• _WRITTEN EXERCISE_:
Reproduce every line in the listing that contains the word "JSON".

• _WORKING DATA_:
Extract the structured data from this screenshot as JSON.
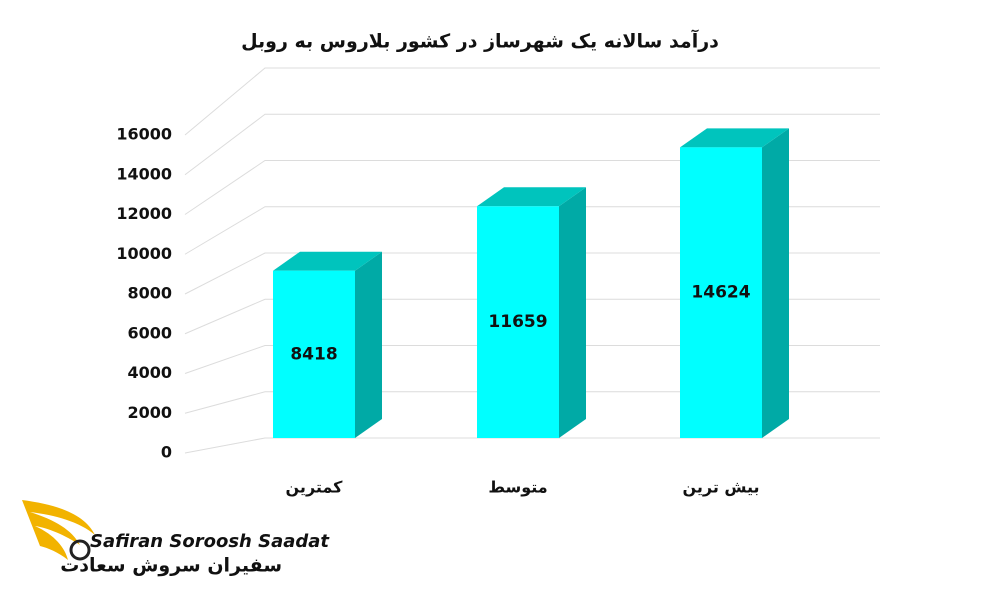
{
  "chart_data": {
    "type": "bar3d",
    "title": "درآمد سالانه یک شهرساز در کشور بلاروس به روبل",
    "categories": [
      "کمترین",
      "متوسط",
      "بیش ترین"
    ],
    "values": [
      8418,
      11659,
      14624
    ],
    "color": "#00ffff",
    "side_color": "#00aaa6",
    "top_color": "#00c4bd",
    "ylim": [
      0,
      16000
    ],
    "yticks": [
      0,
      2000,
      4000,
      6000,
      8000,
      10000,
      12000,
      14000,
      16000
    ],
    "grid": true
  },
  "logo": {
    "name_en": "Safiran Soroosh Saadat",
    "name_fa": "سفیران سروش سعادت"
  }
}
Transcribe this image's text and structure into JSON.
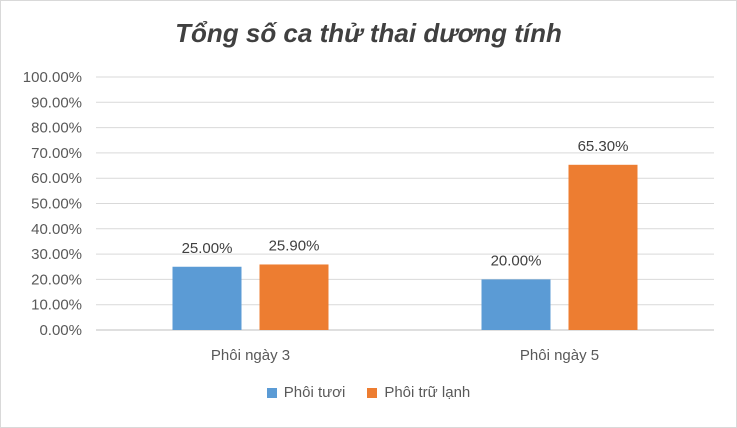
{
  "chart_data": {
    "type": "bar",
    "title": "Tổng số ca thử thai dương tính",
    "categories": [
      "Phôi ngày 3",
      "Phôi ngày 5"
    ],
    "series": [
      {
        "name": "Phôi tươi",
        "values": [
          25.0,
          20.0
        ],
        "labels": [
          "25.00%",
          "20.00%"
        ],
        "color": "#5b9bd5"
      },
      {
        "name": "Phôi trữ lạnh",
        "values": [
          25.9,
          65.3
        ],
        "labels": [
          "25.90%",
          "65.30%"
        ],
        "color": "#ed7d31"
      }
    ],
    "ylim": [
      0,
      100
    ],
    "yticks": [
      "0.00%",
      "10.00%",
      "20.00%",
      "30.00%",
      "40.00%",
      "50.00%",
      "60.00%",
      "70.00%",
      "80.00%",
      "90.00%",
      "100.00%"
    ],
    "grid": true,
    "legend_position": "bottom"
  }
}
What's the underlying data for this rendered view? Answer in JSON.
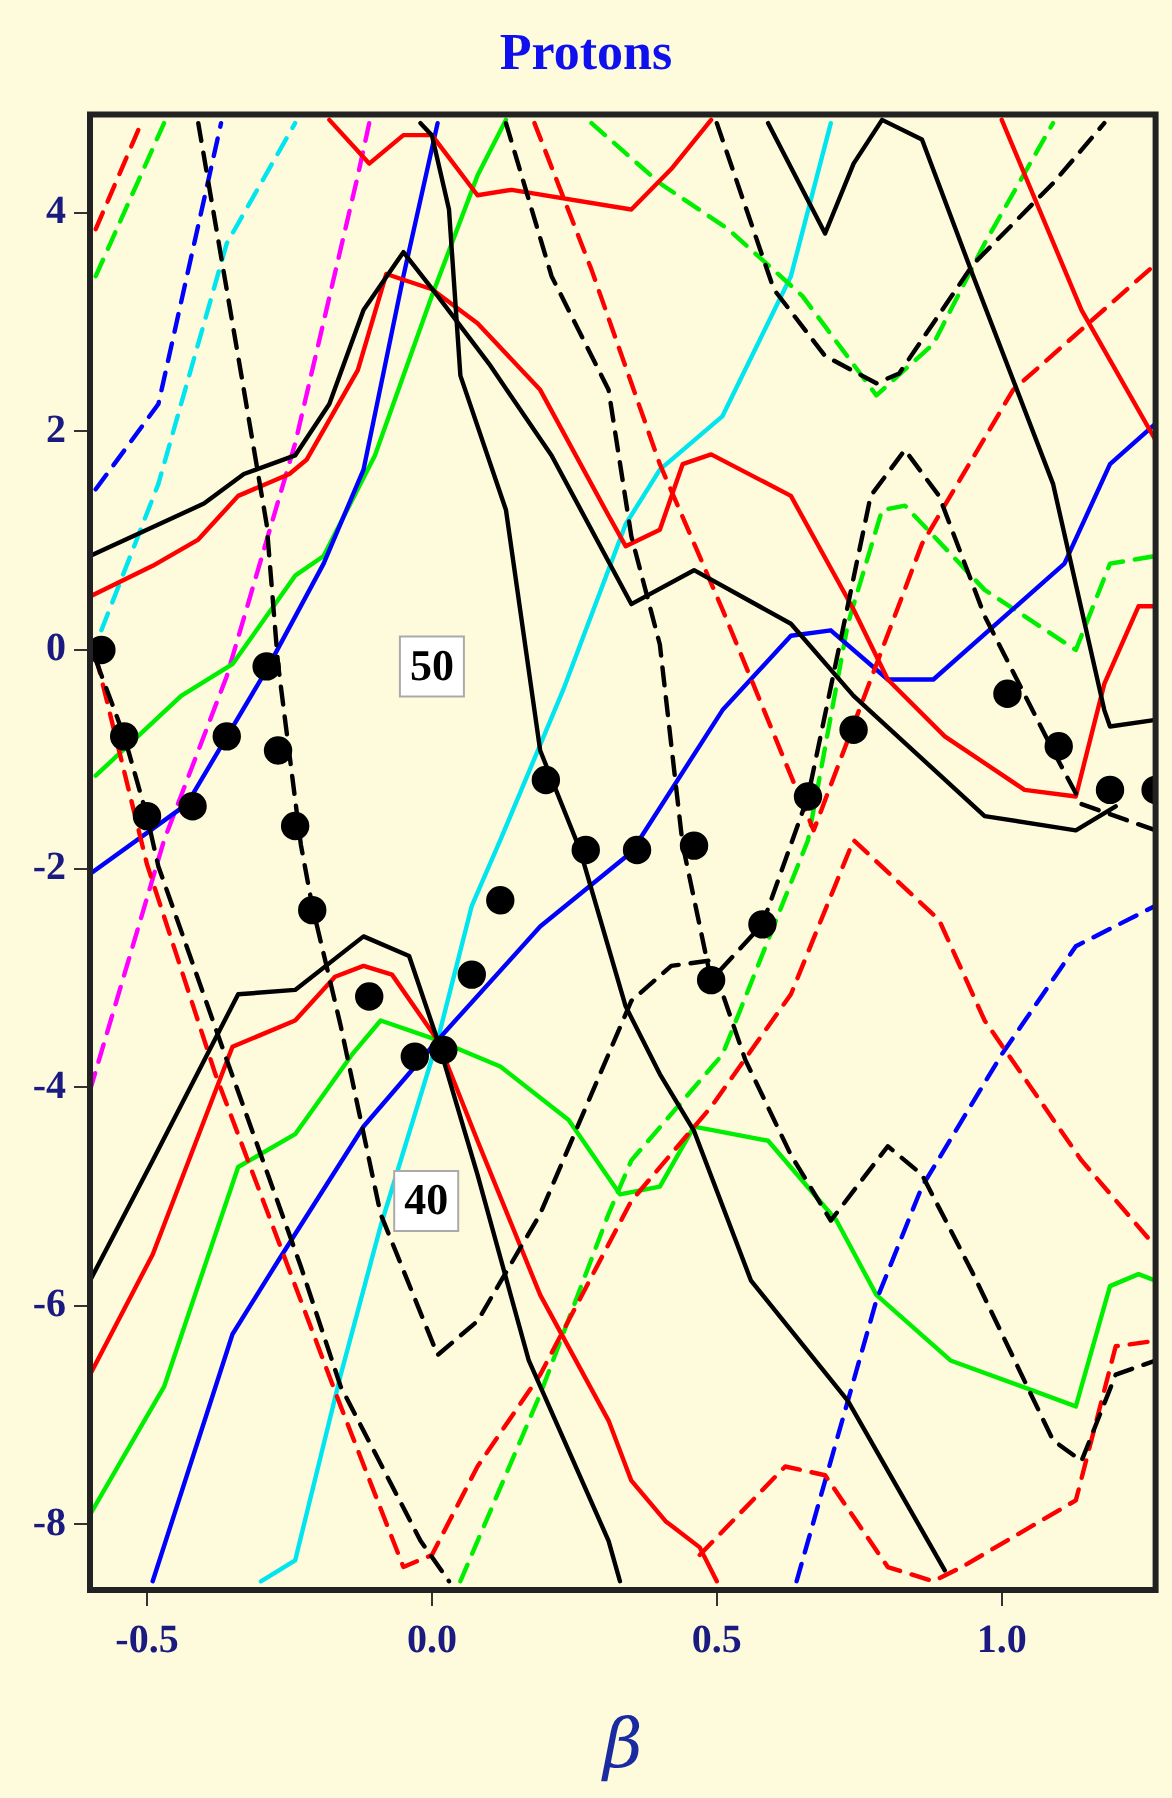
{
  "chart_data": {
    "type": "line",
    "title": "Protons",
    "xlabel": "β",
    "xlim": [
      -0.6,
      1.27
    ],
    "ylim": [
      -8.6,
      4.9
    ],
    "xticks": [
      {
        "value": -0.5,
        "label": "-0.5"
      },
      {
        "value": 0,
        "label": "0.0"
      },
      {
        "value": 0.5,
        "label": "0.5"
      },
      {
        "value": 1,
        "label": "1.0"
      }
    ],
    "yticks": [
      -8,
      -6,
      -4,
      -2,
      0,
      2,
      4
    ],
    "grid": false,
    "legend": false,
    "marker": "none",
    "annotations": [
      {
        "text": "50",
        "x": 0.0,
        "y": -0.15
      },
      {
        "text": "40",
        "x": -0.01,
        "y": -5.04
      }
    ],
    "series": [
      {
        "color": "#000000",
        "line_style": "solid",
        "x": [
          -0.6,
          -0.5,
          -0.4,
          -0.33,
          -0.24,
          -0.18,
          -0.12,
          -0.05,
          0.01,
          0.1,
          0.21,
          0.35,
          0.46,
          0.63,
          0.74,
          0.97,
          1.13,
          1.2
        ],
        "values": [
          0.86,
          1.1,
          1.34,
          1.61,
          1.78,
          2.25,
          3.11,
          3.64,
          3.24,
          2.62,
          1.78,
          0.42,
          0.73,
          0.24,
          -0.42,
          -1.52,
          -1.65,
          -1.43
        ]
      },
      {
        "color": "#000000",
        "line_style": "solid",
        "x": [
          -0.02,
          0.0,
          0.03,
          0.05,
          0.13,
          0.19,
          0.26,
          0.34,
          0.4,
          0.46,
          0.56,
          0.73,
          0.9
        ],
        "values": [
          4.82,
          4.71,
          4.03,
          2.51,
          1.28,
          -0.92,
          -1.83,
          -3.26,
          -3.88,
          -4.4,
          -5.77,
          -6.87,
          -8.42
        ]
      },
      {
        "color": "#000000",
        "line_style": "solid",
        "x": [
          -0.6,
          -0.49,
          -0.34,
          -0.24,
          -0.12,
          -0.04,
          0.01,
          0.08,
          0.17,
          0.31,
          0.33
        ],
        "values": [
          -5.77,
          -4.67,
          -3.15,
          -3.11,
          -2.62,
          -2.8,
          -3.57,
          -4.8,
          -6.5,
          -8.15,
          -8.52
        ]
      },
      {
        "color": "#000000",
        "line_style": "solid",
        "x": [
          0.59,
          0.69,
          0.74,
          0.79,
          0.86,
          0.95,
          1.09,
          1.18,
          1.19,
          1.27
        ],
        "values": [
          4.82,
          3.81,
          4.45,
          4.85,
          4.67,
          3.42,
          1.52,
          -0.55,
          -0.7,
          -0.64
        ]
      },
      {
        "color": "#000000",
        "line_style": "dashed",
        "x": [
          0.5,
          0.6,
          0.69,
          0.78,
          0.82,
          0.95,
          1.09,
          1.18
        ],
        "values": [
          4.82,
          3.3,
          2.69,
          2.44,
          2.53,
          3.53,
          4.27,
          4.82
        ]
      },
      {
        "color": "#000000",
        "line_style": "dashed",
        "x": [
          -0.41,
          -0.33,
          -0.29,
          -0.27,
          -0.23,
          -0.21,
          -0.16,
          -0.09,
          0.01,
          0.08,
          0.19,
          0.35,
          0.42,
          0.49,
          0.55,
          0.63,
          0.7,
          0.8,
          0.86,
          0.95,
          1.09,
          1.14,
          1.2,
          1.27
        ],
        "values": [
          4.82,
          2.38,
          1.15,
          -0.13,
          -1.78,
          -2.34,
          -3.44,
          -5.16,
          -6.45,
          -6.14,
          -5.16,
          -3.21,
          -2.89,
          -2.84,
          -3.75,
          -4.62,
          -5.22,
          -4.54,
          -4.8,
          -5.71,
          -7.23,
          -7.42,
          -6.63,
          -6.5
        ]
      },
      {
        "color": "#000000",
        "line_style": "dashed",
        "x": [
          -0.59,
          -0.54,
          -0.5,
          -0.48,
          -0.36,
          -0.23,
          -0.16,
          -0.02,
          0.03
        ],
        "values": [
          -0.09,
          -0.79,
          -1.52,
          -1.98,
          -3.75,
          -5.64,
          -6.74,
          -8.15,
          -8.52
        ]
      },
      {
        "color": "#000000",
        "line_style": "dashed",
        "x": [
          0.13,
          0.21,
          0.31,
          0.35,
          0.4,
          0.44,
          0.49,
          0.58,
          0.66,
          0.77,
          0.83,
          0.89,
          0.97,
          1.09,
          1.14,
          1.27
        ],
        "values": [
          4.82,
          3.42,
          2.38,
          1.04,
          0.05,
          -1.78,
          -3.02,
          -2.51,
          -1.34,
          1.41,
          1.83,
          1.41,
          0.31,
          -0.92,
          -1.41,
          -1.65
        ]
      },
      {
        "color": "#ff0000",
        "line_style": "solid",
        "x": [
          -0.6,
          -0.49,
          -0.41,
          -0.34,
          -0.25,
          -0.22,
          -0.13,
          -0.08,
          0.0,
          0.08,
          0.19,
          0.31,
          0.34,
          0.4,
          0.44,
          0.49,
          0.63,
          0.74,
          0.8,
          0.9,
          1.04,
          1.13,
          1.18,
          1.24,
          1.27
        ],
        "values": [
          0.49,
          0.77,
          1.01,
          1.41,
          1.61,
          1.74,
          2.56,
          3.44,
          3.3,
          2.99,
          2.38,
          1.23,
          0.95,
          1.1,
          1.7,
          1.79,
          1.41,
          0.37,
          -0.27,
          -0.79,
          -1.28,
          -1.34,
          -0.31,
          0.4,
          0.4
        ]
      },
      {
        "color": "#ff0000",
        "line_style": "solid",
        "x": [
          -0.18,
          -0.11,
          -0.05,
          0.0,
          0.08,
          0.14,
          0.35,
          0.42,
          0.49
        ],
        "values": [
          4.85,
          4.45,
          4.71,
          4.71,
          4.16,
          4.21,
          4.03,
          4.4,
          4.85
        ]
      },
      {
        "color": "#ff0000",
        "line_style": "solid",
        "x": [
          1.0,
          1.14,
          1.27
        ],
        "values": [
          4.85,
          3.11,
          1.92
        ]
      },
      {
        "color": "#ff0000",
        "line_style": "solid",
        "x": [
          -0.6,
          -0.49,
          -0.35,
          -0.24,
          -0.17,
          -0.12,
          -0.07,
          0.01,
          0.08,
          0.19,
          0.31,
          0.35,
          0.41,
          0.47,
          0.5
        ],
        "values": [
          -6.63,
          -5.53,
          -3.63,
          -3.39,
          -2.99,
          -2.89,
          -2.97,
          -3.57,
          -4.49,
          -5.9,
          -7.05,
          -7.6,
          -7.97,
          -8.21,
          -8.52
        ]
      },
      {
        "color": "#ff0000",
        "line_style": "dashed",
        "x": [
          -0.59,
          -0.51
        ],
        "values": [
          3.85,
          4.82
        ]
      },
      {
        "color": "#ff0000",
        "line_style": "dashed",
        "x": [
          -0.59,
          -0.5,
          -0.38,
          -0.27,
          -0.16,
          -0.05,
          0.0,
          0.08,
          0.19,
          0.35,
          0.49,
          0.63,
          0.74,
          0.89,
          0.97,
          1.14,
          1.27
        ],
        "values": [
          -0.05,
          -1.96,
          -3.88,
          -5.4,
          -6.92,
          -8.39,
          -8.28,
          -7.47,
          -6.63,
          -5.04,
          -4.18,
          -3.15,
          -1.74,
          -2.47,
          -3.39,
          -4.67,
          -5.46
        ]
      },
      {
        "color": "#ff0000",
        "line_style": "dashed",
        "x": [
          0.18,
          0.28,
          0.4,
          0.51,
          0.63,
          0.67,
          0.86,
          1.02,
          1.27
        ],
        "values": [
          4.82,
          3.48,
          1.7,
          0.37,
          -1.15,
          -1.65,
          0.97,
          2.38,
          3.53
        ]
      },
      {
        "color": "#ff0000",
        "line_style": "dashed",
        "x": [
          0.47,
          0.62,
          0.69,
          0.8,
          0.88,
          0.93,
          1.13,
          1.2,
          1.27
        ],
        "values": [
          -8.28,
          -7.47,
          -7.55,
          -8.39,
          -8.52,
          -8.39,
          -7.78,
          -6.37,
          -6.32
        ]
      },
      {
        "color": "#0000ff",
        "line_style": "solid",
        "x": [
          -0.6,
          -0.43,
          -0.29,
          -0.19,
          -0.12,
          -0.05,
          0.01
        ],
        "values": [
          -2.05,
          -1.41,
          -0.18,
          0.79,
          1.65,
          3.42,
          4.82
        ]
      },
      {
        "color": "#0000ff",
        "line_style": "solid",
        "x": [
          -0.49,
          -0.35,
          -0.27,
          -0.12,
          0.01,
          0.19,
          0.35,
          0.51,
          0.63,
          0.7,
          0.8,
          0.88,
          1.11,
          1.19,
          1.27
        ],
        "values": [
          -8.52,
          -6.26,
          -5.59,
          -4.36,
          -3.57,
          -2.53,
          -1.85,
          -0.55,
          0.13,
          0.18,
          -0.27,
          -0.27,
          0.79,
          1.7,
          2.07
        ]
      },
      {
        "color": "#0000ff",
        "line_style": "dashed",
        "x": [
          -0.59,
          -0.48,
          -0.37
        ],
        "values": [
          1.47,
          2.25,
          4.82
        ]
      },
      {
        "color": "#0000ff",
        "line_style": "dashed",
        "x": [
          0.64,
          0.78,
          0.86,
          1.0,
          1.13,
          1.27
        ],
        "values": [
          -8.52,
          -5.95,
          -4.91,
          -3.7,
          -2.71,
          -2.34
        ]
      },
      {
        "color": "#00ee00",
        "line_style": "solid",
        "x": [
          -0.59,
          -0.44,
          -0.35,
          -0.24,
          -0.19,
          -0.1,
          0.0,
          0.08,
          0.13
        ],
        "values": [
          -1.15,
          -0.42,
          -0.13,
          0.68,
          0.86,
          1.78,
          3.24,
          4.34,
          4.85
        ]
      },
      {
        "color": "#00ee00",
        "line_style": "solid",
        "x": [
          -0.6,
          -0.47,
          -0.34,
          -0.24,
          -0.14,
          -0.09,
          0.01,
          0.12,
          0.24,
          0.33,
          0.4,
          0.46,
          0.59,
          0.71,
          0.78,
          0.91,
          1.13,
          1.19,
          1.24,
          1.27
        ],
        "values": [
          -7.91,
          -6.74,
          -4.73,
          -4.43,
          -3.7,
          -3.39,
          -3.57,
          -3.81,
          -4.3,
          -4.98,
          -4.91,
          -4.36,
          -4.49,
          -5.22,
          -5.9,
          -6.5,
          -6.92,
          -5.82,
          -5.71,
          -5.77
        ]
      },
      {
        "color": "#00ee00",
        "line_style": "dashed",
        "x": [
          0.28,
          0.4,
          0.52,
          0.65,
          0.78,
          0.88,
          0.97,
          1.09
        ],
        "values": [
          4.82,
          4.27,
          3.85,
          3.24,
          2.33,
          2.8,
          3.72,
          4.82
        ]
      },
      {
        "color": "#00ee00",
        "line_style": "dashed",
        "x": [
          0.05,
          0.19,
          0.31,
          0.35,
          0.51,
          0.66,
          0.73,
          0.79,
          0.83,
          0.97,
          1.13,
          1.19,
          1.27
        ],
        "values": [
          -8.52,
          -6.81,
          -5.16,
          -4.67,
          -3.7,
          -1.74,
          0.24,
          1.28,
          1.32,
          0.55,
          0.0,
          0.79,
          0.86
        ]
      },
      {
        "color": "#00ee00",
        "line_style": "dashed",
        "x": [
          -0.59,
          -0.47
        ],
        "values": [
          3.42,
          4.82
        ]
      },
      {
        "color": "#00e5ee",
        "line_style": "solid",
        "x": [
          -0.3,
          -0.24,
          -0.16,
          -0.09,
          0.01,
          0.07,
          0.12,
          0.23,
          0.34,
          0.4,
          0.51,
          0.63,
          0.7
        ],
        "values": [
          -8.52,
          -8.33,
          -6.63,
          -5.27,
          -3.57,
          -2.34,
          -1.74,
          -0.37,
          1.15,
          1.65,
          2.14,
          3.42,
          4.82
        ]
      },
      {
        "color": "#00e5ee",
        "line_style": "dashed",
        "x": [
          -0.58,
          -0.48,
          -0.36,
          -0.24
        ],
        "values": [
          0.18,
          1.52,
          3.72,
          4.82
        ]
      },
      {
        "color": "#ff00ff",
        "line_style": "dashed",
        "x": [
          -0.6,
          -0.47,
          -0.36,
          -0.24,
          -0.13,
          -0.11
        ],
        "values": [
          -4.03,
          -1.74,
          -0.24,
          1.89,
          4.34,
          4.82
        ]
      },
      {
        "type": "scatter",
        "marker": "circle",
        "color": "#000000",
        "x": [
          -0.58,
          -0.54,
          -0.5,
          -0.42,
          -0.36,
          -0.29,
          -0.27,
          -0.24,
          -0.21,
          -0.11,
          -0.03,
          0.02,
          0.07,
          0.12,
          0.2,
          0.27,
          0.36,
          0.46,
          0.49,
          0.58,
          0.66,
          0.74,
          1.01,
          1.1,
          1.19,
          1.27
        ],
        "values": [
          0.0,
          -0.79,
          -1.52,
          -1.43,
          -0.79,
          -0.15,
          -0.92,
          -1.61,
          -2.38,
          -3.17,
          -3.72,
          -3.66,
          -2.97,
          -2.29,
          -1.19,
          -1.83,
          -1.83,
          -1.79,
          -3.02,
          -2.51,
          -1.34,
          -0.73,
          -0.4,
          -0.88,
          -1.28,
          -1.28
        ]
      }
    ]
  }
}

• _SOLUTION FOR THIS TASK_:
Extract the structured data from this screenshot as JSON.
Transcribe this image's text and structure into JSON.
What's the underlying data for this rendered view? Answer in JSON.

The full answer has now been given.